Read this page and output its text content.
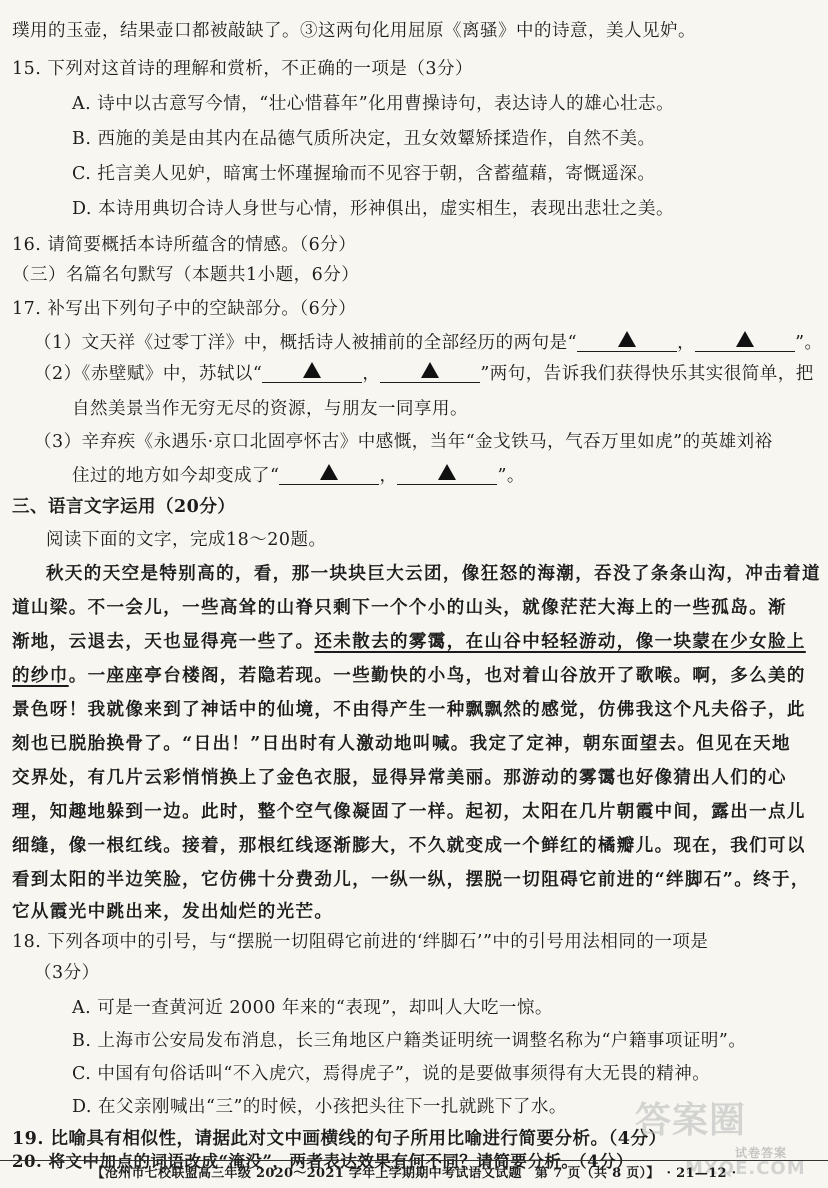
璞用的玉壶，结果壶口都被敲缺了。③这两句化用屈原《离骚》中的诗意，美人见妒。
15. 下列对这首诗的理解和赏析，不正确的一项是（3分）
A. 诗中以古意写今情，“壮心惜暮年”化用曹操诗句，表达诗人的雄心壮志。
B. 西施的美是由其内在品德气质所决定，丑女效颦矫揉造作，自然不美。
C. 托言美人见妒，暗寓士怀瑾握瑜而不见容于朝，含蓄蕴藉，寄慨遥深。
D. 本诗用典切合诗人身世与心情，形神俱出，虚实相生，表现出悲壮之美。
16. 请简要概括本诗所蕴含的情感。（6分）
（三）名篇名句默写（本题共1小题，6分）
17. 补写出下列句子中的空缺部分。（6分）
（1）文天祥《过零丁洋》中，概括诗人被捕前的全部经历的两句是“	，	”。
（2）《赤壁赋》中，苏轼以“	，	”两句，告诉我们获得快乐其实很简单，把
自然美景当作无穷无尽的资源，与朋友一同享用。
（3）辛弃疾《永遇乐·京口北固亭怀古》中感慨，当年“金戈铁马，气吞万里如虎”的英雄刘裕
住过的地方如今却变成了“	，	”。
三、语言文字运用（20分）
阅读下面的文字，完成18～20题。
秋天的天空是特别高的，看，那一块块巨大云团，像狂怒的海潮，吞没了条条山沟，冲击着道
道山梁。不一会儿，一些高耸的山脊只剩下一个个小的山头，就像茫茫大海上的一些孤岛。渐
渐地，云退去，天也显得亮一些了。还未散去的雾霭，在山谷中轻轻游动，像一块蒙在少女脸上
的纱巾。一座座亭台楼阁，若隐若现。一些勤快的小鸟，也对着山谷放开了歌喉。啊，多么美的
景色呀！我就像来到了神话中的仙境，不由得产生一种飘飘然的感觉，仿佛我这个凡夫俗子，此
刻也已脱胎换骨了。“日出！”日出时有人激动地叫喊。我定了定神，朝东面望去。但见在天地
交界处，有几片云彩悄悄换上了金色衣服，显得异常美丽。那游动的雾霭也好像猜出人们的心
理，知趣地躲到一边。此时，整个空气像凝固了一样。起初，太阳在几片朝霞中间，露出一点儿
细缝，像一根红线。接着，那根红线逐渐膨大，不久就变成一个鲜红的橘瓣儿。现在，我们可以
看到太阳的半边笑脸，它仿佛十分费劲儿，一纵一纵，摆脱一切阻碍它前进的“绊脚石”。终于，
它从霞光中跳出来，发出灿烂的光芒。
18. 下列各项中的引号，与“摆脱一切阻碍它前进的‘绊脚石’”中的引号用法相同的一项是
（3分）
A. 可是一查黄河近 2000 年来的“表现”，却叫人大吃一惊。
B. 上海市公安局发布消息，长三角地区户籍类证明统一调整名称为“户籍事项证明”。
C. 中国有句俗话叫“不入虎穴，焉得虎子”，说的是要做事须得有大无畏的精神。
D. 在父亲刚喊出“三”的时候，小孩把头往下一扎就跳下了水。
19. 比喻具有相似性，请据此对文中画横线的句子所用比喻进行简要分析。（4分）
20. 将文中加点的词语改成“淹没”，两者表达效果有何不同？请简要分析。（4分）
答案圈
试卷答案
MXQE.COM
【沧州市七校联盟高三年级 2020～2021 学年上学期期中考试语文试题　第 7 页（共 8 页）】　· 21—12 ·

————

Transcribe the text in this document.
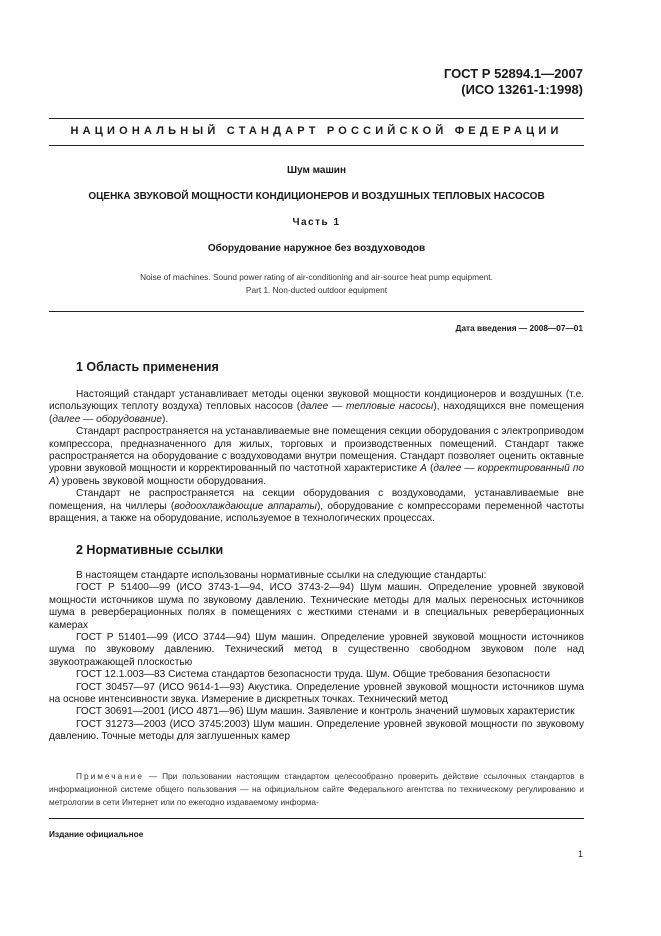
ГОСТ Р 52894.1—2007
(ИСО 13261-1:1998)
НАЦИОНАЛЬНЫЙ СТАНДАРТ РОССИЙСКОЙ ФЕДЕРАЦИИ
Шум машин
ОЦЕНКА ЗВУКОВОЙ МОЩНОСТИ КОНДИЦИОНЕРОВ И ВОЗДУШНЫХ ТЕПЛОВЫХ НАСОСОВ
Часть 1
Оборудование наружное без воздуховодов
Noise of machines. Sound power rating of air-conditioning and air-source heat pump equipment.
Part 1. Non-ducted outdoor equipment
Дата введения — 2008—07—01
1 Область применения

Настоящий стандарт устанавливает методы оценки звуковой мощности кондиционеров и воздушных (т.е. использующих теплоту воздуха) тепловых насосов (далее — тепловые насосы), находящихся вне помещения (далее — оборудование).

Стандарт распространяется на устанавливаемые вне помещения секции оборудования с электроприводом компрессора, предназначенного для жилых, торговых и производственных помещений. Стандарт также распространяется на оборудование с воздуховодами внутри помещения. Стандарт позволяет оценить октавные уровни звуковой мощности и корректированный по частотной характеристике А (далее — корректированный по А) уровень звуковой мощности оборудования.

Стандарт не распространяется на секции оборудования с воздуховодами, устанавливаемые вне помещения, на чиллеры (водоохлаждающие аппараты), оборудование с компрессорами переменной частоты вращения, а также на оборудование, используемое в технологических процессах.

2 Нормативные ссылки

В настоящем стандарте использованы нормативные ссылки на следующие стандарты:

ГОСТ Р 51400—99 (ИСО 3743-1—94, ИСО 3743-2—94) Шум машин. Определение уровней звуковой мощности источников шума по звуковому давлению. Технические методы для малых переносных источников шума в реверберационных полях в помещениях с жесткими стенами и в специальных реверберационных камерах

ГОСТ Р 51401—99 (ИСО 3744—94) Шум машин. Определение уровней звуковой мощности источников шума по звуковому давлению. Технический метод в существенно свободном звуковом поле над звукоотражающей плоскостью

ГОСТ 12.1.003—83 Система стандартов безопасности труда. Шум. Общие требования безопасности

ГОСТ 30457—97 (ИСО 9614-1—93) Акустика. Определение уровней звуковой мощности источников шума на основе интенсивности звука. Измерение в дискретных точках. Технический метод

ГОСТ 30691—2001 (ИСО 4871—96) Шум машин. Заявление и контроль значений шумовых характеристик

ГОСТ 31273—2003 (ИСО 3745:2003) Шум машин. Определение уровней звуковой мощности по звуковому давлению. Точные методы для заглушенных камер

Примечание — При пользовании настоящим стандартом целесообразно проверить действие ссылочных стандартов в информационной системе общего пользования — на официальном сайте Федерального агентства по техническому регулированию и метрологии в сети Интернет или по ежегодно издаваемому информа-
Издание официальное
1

————

Aim: Out of the records, collect only those lines that contain the string "this".

Full answer:
Read this page and output its text content.
Transcribe the text in this document.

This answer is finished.